▶ Task description
Each line of the material must be returned exactly.

▶ Material for the task

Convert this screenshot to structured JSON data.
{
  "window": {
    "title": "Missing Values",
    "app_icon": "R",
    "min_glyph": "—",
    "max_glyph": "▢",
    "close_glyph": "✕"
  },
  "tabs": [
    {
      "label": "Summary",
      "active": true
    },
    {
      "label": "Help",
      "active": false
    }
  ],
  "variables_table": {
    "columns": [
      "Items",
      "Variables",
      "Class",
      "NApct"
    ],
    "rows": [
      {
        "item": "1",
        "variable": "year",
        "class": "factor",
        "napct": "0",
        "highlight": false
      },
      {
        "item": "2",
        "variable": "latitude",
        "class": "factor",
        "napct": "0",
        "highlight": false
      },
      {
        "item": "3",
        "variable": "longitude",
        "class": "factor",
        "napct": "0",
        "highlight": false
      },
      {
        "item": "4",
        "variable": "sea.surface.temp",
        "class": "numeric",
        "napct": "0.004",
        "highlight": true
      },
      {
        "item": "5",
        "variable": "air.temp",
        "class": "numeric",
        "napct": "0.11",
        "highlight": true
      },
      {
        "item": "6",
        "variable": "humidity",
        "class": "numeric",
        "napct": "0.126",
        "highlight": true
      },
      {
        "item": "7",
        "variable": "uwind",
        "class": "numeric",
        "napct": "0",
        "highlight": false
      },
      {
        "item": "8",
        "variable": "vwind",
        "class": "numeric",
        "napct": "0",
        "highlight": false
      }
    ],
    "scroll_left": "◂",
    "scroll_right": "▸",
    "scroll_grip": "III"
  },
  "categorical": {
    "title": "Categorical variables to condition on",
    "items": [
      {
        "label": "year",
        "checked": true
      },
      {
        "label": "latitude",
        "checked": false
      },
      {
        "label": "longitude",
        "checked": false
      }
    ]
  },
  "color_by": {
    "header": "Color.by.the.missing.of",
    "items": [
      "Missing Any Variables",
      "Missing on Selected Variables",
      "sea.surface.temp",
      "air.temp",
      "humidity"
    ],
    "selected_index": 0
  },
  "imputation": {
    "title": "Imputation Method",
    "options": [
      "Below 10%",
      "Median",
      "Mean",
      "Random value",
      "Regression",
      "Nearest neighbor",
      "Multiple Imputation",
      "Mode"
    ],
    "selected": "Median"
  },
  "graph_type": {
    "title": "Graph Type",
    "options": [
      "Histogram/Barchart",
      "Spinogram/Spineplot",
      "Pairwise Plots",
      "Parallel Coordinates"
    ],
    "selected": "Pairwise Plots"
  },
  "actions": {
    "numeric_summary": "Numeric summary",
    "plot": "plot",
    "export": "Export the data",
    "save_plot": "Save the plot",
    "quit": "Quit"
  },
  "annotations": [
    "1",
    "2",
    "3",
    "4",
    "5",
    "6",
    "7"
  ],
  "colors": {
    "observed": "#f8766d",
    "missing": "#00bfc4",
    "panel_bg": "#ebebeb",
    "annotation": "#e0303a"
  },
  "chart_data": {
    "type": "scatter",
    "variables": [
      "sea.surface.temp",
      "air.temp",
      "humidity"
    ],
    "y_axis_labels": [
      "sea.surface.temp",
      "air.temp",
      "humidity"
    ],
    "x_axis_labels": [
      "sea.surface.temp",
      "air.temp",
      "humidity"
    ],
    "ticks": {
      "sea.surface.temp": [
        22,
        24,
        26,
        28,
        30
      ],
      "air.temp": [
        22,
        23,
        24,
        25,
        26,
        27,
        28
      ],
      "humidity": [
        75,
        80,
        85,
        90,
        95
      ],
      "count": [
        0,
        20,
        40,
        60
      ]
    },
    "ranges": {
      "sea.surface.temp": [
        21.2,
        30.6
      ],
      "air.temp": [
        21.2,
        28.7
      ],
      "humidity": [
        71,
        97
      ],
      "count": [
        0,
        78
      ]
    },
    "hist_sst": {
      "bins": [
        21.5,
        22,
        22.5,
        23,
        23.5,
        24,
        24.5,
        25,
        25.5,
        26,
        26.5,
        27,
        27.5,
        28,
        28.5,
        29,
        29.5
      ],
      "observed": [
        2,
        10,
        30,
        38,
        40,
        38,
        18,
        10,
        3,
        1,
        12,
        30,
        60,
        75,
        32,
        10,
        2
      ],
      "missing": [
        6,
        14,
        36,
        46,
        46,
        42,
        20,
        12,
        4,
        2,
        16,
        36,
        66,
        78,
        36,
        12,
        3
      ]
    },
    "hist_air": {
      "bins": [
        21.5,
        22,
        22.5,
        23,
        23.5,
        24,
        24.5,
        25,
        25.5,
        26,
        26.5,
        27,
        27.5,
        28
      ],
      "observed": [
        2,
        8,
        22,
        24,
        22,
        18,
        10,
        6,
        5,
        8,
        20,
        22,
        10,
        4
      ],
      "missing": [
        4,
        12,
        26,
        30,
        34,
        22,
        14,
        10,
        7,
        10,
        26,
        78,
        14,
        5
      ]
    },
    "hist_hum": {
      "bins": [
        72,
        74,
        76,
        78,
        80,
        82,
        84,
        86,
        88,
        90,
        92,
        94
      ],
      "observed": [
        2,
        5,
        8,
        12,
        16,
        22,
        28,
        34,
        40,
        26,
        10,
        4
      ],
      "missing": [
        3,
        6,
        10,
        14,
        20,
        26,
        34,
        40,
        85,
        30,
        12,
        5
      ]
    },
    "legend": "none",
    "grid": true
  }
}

▶ Full output
Convert this screenshot to structured JSON data.
{
  "window": {
    "title": "Missing Values",
    "app_icon": "R",
    "min_glyph": "—",
    "max_glyph": "▢",
    "close_glyph": "✕"
  },
  "tabs": [
    {
      "label": "Summary",
      "active": true
    },
    {
      "label": "Help",
      "active": false
    }
  ],
  "variables_table": {
    "columns": [
      "Items",
      "Variables",
      "Class",
      "NApct"
    ],
    "rows": [
      {
        "item": "1",
        "variable": "year",
        "class": "factor",
        "napct": "0",
        "highlight": false
      },
      {
        "item": "2",
        "variable": "latitude",
        "class": "factor",
        "napct": "0",
        "highlight": false
      },
      {
        "item": "3",
        "variable": "longitude",
        "class": "factor",
        "napct": "0",
        "highlight": false
      },
      {
        "item": "4",
        "variable": "sea.surface.temp",
        "class": "numeric",
        "napct": "0.004",
        "highlight": true
      },
      {
        "item": "5",
        "variable": "air.temp",
        "class": "numeric",
        "napct": "0.11",
        "highlight": true
      },
      {
        "item": "6",
        "variable": "humidity",
        "class": "numeric",
        "napct": "0.126",
        "highlight": true
      },
      {
        "item": "7",
        "variable": "uwind",
        "class": "numeric",
        "napct": "0",
        "highlight": false
      },
      {
        "item": "8",
        "variable": "vwind",
        "class": "numeric",
        "napct": "0",
        "highlight": false
      }
    ],
    "scroll_left": "◂",
    "scroll_right": "▸",
    "scroll_grip": "III"
  },
  "categorical": {
    "title": "Categorical variables to condition on",
    "items": [
      {
        "label": "year",
        "checked": true
      },
      {
        "label": "latitude",
        "checked": false
      },
      {
        "label": "longitude",
        "checked": false
      }
    ]
  },
  "color_by": {
    "header": "Color.by.the.missing.of",
    "items": [
      "Missing Any Variables",
      "Missing on Selected Variables",
      "sea.surface.temp",
      "air.temp",
      "humidity"
    ],
    "selected_index": 0
  },
  "imputation": {
    "title": "Imputation Method",
    "options": [
      "Below 10%",
      "Median",
      "Mean",
      "Random value",
      "Regression",
      "Nearest neighbor",
      "Multiple Imputation",
      "Mode"
    ],
    "selected": "Median"
  },
  "graph_type": {
    "title": "Graph Type",
    "options": [
      "Histogram/Barchart",
      "Spinogram/Spineplot",
      "Pairwise Plots",
      "Parallel Coordinates"
    ],
    "selected": "Pairwise Plots"
  },
  "actions": {
    "numeric_summary": "Numeric summary",
    "plot": "plot",
    "export": "Export the data",
    "save_plot": "Save the plot",
    "quit": "Quit"
  },
  "annotations": [
    "1",
    "2",
    "3",
    "4",
    "5",
    "6",
    "7"
  ],
  "colors": {
    "observed": "#f8766d",
    "missing": "#00bfc4",
    "panel_bg": "#ebebeb",
    "annotation": "#e0303a"
  },
  "chart_data": {
    "type": "scatter",
    "variables": [
      "sea.surface.temp",
      "air.temp",
      "humidity"
    ],
    "y_axis_labels": [
      "sea.surface.temp",
      "air.temp",
      "humidity"
    ],
    "x_axis_labels": [
      "sea.surface.temp",
      "air.temp",
      "humidity"
    ],
    "ticks": {
      "sea.surface.temp": [
        22,
        24,
        26,
        28,
        30
      ],
      "air.temp": [
        22,
        23,
        24,
        25,
        26,
        27,
        28
      ],
      "humidity": [
        75,
        80,
        85,
        90,
        95
      ],
      "count": [
        0,
        20,
        40,
        60
      ]
    },
    "ranges": {
      "sea.surface.temp": [
        21.2,
        30.6
      ],
      "air.temp": [
        21.2,
        28.7
      ],
      "humidity": [
        71,
        97
      ],
      "count": [
        0,
        78
      ]
    },
    "hist_sst": {
      "bins": [
        21.5,
        22,
        22.5,
        23,
        23.5,
        24,
        24.5,
        25,
        25.5,
        26,
        26.5,
        27,
        27.5,
        28,
        28.5,
        29,
        29.5
      ],
      "observed": [
        2,
        10,
        30,
        38,
        40,
        38,
        18,
        10,
        3,
        1,
        12,
        30,
        60,
        75,
        32,
        10,
        2
      ],
      "missing": [
        6,
        14,
        36,
        46,
        46,
        42,
        20,
        12,
        4,
        2,
        16,
        36,
        66,
        78,
        36,
        12,
        3
      ]
    },
    "hist_air": {
      "bins": [
        21.5,
        22,
        22.5,
        23,
        23.5,
        24,
        24.5,
        25,
        25.5,
        26,
        26.5,
        27,
        27.5,
        28
      ],
      "observed": [
        2,
        8,
        22,
        24,
        22,
        18,
        10,
        6,
        5,
        8,
        20,
        22,
        10,
        4
      ],
      "missing": [
        4,
        12,
        26,
        30,
        34,
        22,
        14,
        10,
        7,
        10,
        26,
        78,
        14,
        5
      ]
    },
    "hist_hum": {
      "bins": [
        72,
        74,
        76,
        78,
        80,
        82,
        84,
        86,
        88,
        90,
        92,
        94
      ],
      "observed": [
        2,
        5,
        8,
        12,
        16,
        22,
        28,
        34,
        40,
        26,
        10,
        4
      ],
      "missing": [
        3,
        6,
        10,
        14,
        20,
        26,
        34,
        40,
        85,
        30,
        12,
        5
      ]
    },
    "legend": "none",
    "grid": true
  }
}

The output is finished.